== TASK REQUIREMENTS ==
In this exercise, return the whole listing exactly, excluding any images.

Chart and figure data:
════════

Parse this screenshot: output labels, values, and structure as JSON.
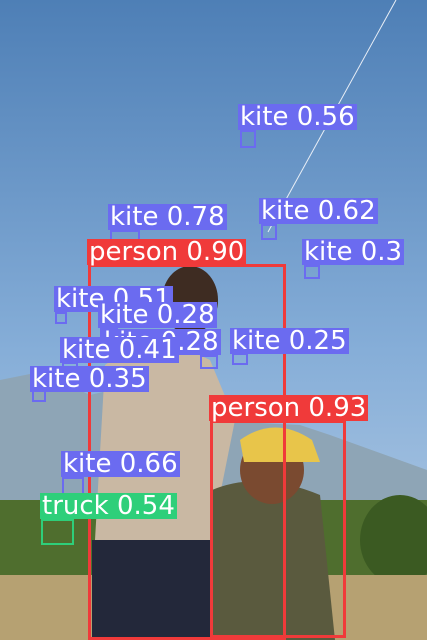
{
  "colors": {
    "kite": "#6b6bf0",
    "person": "#f03a3a",
    "truck": "#2ecf7a",
    "label_text": "#ffffff"
  },
  "detections": [
    {
      "label": "kite 0.56",
      "cls": "kite"
    },
    {
      "label": "kite 0.78",
      "cls": "kite"
    },
    {
      "label": "kite 0.62",
      "cls": "kite"
    },
    {
      "label": "kite 0.3",
      "cls": "kite"
    },
    {
      "label": "person 0.90",
      "cls": "person"
    },
    {
      "label": "kite 0.51",
      "cls": "kite"
    },
    {
      "label": "kite 0.28",
      "cls": "kite"
    },
    {
      "label": "kite 0.28",
      "cls": "kite"
    },
    {
      "label": "kite 0.25",
      "cls": "kite"
    },
    {
      "label": "kite 0.41",
      "cls": "kite"
    },
    {
      "label": "kite 0.35",
      "cls": "kite"
    },
    {
      "label": "person 0.93",
      "cls": "person"
    },
    {
      "label": "kite 0.66",
      "cls": "kite"
    },
    {
      "label": "truck 0.54",
      "cls": "truck"
    }
  ]
}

════════

== TASK RESULT ==
Parse this screenshot: output labels, values, and structure as JSON.
{
  "colors": {
    "kite": "#6b6bf0",
    "person": "#f03a3a",
    "truck": "#2ecf7a",
    "label_text": "#ffffff"
  },
  "detections": [
    {
      "label": "kite 0.56",
      "cls": "kite"
    },
    {
      "label": "kite 0.78",
      "cls": "kite"
    },
    {
      "label": "kite 0.62",
      "cls": "kite"
    },
    {
      "label": "kite 0.3",
      "cls": "kite"
    },
    {
      "label": "person 0.90",
      "cls": "person"
    },
    {
      "label": "kite 0.51",
      "cls": "kite"
    },
    {
      "label": "kite 0.28",
      "cls": "kite"
    },
    {
      "label": "kite 0.28",
      "cls": "kite"
    },
    {
      "label": "kite 0.25",
      "cls": "kite"
    },
    {
      "label": "kite 0.41",
      "cls": "kite"
    },
    {
      "label": "kite 0.35",
      "cls": "kite"
    },
    {
      "label": "person 0.93",
      "cls": "person"
    },
    {
      "label": "kite 0.66",
      "cls": "kite"
    },
    {
      "label": "truck 0.54",
      "cls": "truck"
    }
  ]
}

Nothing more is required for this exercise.